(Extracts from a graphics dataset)
## begin

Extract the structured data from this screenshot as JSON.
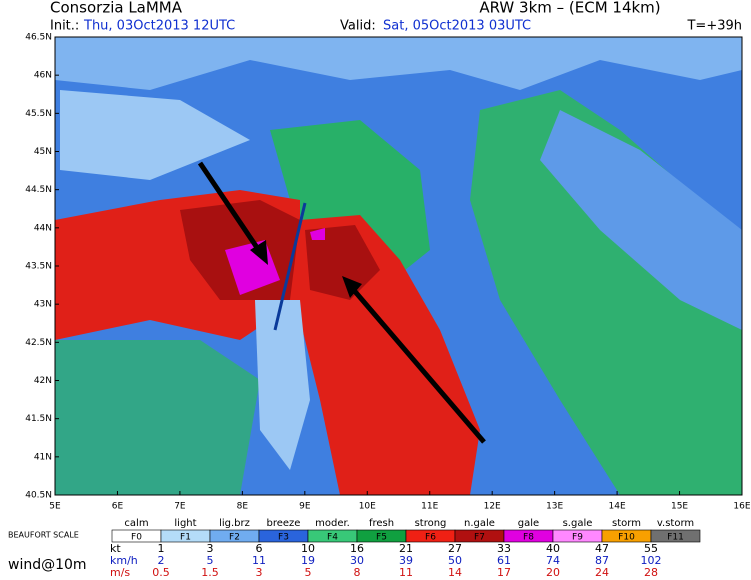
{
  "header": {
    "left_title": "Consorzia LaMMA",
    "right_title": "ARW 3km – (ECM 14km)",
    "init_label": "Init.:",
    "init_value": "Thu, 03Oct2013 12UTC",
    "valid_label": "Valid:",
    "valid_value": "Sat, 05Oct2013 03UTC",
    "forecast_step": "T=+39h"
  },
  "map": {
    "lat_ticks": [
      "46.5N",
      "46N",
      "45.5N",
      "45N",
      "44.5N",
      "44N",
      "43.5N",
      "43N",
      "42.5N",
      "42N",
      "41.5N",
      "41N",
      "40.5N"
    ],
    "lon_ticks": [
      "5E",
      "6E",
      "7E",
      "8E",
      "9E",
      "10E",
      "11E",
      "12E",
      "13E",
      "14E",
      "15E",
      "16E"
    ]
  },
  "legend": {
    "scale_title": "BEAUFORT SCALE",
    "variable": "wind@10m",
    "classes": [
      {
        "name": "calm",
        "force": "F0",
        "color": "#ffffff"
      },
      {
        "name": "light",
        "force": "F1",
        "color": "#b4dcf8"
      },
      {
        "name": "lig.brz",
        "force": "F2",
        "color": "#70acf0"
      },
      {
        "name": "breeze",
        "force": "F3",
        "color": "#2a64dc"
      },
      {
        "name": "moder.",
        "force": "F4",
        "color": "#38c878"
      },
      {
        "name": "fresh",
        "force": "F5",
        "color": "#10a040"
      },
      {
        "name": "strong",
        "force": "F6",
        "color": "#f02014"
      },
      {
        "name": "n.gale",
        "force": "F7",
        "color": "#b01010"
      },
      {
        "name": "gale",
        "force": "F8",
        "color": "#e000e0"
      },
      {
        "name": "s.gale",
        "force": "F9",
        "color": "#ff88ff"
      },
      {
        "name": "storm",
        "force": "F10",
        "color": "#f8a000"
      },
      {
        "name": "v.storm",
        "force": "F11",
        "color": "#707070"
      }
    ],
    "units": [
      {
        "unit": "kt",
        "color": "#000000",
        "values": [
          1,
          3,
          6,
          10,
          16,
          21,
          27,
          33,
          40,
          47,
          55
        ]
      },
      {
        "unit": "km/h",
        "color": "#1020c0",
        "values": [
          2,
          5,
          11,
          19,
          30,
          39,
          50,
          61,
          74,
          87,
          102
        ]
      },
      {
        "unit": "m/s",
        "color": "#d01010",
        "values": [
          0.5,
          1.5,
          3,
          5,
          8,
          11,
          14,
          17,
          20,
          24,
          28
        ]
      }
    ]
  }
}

## end
## begin

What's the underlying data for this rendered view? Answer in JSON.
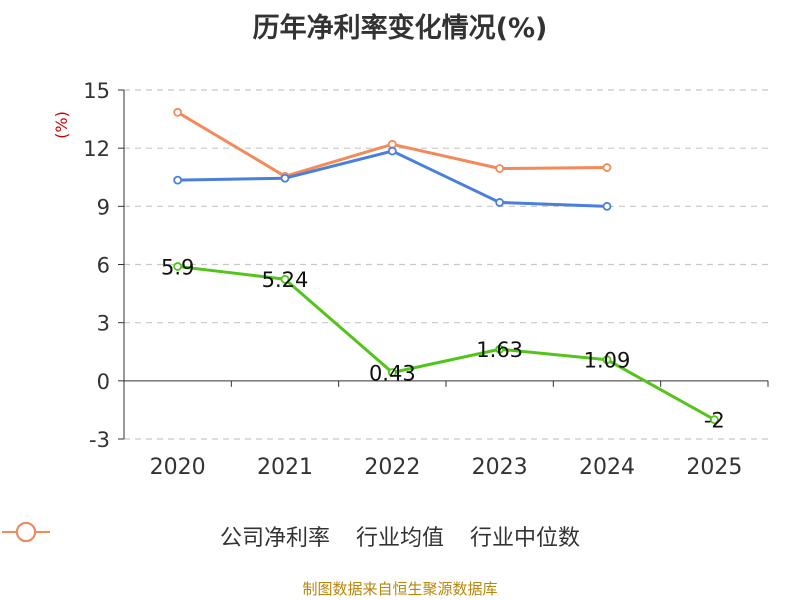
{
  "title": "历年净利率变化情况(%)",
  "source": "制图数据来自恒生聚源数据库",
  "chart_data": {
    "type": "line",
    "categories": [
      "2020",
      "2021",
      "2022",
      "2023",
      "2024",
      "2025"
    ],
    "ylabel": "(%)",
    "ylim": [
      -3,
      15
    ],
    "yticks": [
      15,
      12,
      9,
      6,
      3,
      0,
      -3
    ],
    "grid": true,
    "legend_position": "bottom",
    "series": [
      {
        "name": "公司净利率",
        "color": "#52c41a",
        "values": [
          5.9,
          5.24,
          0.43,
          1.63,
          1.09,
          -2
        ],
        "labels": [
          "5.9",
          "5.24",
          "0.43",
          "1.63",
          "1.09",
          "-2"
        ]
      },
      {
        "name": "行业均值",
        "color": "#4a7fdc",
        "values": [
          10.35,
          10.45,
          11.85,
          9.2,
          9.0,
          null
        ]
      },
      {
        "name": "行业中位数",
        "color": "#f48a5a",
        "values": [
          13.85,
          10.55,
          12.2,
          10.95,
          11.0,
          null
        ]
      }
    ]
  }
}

## end

* **WHAT TO WORK ON**:
Pick out all lines from the data above in which the word "JSON" appears.

* **FINISHED EXERCISE**:
Extract the structured data from this screenshot as JSON.
What's the underlying data for this rendered view? Answer in JSON.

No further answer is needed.